> [Written request]
Pick out each line containing the string "letters" and copy it.

> [Supplied records]
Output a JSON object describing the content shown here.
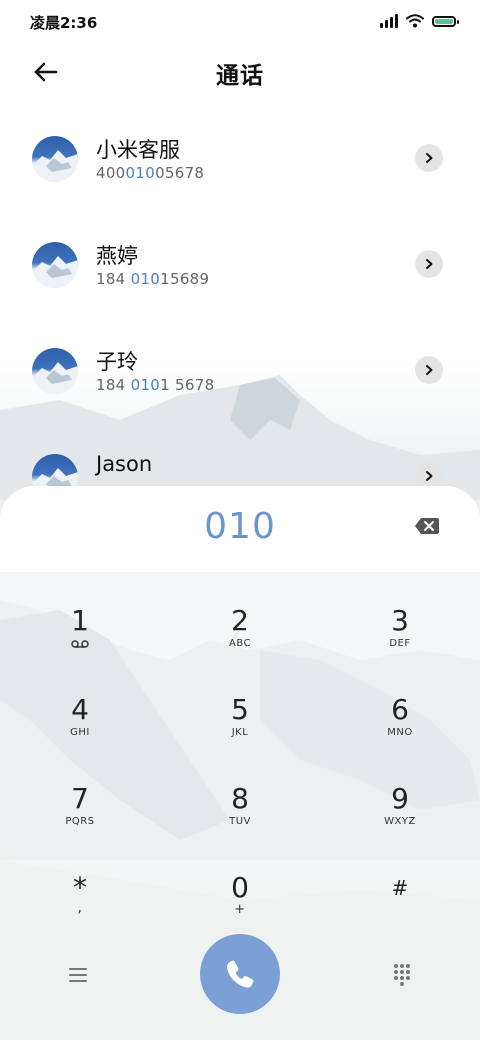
{
  "status": {
    "time": "凌晨2:36",
    "signal_icon": "signal-icon",
    "wifi_icon": "wifi-icon",
    "battery_icon": "battery-icon"
  },
  "header": {
    "title": "通话",
    "back_icon": "back-arrow-icon"
  },
  "contacts": [
    {
      "name": "小米客服",
      "number_parts": [
        "400",
        "010",
        "05678"
      ]
    },
    {
      "name": "燕婷",
      "number_parts": [
        "184 ",
        "010",
        "15689"
      ]
    },
    {
      "name": "子玲",
      "number_parts": [
        "184 ",
        "010",
        "1 5678"
      ]
    },
    {
      "name": "Jason",
      "number_parts": [
        "",
        "",
        ""
      ]
    }
  ],
  "dialer": {
    "entered": "010",
    "keys": [
      {
        "digit": "1",
        "letters": "voicemail-icon"
      },
      {
        "digit": "2",
        "letters": "ABC"
      },
      {
        "digit": "3",
        "letters": "DEF"
      },
      {
        "digit": "4",
        "letters": "GHI"
      },
      {
        "digit": "5",
        "letters": "JKL"
      },
      {
        "digit": "6",
        "letters": "MNO"
      },
      {
        "digit": "7",
        "letters": "PQRS"
      },
      {
        "digit": "8",
        "letters": "TUV"
      },
      {
        "digit": "9",
        "letters": "WXYZ"
      },
      {
        "digit": "*",
        "letters": ","
      },
      {
        "digit": "0",
        "letters": "+"
      },
      {
        "digit": "#",
        "letters": ""
      }
    ]
  },
  "colors": {
    "accent": "#4b7fc6",
    "entered": "#6b94d2",
    "call_button": "#7aa0d6"
  }
}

> [Full output]
        "letters": "voicemail-icon"
        "letters": "ABC"
        "letters": "DEF"
        "letters": "GHI"
        "letters": "JKL"
        "letters": "MNO"
        "letters": "PQRS"
        "letters": "TUV"
        "letters": "WXYZ"
        "letters": ","
        "letters": "+"
        "letters": ""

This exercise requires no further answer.